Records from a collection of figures
● ● ● ●

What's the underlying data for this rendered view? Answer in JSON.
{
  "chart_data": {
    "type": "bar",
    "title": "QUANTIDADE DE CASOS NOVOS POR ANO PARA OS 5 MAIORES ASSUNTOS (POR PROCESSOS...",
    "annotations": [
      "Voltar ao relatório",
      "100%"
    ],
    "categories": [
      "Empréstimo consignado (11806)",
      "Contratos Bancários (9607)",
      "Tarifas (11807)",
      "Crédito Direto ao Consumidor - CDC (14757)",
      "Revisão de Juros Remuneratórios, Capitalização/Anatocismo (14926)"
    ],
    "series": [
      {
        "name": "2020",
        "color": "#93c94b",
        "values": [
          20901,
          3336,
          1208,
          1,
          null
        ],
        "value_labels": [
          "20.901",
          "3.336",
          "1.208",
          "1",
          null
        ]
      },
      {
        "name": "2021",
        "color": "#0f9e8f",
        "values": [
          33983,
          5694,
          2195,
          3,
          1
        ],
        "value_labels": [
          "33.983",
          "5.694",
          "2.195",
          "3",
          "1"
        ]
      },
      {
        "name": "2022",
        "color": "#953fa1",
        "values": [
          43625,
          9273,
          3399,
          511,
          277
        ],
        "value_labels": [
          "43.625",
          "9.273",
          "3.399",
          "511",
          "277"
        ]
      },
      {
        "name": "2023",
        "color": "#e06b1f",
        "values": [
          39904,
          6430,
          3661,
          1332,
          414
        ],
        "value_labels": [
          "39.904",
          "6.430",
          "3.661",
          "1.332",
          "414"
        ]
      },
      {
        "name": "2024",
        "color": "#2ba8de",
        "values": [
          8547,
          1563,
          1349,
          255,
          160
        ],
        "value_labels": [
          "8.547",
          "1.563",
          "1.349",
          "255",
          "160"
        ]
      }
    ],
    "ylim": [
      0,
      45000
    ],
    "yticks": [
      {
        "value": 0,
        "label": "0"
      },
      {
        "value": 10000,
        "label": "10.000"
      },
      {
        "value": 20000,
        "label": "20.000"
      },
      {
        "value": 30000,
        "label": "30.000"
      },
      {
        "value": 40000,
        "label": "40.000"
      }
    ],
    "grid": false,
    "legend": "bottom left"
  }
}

● ● ● ●

*What is needed:*
Search the lines above for the string "name", then show every one that has it.

*Exercise result:*
        "name": "2020",
        "name": "2021",
        "name": "2022",
        "name": "2023",
        "name": "2024",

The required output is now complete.